-------- EXTRACT --------

Village Lifestyle

Encounter the Rural Lifestyle of Fijian Villages

This section covers rural village life in Fiji, where tradition is stronger than anywhere else. We will cover the specifics of traditional culture that are still as important as ever… the traditional ceremonies, hierarchal social structure, daily traditions and skills and finally deliberate how village life is changing in modern times from outside pressures.

But first

Have a quick tour of a traditional Fijian village to find your bearings:

Fijian villages are situated all over Fiji, by the coast, on the islands and in the interiors of the mainlands high in the mountains. Villages like Buliya are predominantly self-sufficient, most of the food coming from their own farms and fish coming from the sea or nearby rivers. Freshwater is sourced from local springs, rivers or from the rain. Very little needs to be purchased, only items deemed essential are bought using money earned from selling produce at markets or from money sent by village members or relatives working in the towns. Rural villages are made up of and rely on the resources that surround them; if you are living by the sea, expect to be eating a lot more fish than your friends in the highlands!

-------- LISTED ENTRIES --------

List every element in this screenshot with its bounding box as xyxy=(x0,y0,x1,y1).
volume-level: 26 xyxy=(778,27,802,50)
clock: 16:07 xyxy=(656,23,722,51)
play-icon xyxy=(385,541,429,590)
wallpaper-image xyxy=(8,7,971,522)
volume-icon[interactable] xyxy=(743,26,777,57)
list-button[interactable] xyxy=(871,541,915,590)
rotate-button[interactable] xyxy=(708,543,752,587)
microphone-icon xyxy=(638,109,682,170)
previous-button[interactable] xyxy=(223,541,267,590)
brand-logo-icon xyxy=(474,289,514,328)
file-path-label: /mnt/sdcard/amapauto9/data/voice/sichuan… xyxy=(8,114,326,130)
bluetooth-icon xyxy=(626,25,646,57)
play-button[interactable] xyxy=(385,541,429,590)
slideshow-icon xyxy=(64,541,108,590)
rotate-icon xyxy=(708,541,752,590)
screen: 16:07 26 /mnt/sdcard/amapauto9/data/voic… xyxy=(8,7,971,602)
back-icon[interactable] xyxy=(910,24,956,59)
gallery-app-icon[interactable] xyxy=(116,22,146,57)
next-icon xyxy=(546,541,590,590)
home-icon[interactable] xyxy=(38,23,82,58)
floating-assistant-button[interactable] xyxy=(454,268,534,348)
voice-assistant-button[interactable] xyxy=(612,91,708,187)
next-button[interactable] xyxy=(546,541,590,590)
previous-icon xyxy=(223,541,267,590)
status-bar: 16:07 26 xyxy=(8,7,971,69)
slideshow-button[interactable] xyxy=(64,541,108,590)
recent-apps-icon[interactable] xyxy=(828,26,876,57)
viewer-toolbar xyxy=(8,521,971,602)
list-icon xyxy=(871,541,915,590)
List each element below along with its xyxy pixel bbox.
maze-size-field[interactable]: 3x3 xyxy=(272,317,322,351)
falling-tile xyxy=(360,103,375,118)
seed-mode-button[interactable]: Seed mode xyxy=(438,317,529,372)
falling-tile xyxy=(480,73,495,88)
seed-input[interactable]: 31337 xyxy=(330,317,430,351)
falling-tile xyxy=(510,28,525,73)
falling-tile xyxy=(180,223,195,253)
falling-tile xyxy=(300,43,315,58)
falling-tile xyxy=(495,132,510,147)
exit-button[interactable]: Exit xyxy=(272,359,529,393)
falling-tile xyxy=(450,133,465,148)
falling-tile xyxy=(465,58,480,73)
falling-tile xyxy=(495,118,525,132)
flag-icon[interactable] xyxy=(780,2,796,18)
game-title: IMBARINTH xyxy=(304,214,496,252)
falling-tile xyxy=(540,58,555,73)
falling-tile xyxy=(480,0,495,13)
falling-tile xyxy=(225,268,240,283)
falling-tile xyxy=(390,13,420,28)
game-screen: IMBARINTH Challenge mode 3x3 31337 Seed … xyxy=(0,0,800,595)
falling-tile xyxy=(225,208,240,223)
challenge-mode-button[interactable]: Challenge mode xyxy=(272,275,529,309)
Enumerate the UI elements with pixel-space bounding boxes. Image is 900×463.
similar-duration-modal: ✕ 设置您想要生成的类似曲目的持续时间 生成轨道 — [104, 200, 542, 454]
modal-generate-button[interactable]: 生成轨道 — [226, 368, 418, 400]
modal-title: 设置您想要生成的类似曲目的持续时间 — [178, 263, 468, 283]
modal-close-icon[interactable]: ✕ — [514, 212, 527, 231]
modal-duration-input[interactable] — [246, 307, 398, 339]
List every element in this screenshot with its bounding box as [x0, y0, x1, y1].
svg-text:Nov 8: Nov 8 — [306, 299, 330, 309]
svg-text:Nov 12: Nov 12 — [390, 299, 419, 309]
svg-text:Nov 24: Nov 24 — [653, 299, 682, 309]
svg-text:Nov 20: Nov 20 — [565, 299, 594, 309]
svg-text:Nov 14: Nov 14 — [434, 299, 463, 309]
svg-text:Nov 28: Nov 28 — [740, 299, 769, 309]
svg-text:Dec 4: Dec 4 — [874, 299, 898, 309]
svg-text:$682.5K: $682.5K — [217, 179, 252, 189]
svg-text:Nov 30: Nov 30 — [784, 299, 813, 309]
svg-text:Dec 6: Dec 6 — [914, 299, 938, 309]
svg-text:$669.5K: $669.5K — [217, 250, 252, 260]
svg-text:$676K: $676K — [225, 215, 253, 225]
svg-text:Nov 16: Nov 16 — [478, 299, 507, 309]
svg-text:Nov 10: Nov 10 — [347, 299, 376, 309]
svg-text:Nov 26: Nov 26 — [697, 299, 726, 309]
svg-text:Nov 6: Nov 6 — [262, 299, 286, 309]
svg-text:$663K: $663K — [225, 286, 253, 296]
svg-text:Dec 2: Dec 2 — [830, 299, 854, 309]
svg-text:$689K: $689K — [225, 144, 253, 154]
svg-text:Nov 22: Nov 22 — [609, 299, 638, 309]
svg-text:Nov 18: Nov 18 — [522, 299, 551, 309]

--------

## TASK LIST
**A.** According to the Fijian village text, where do villages get their freshwater?
**B.** Turn the paragraph of the Fijian village text that begins "Fijian villages are situated all over Fiji" into a short bulleted list that keeps its main facts.
These entries were drawn from a different source than the Fijian village text.

## SOLVED PROBLEMS
**A.** From local springs, rivers or the rain.

**B.**
- Villages are found across Fiji: on the coast, on the islands and high in the mountains of the mainland interiors.
- Villages such as Buliya are mostly self-sufficient, with food from their own farms and fish from the sea or nearby rivers.
- Freshwater comes from local springs, rivers or rain.
- Only essential items are bought, paid for with money from selling produce at markets or sent by members or relatives working in towns.
- Villages rely on the resources around them, so coastal villages eat more fish than those in the highlands.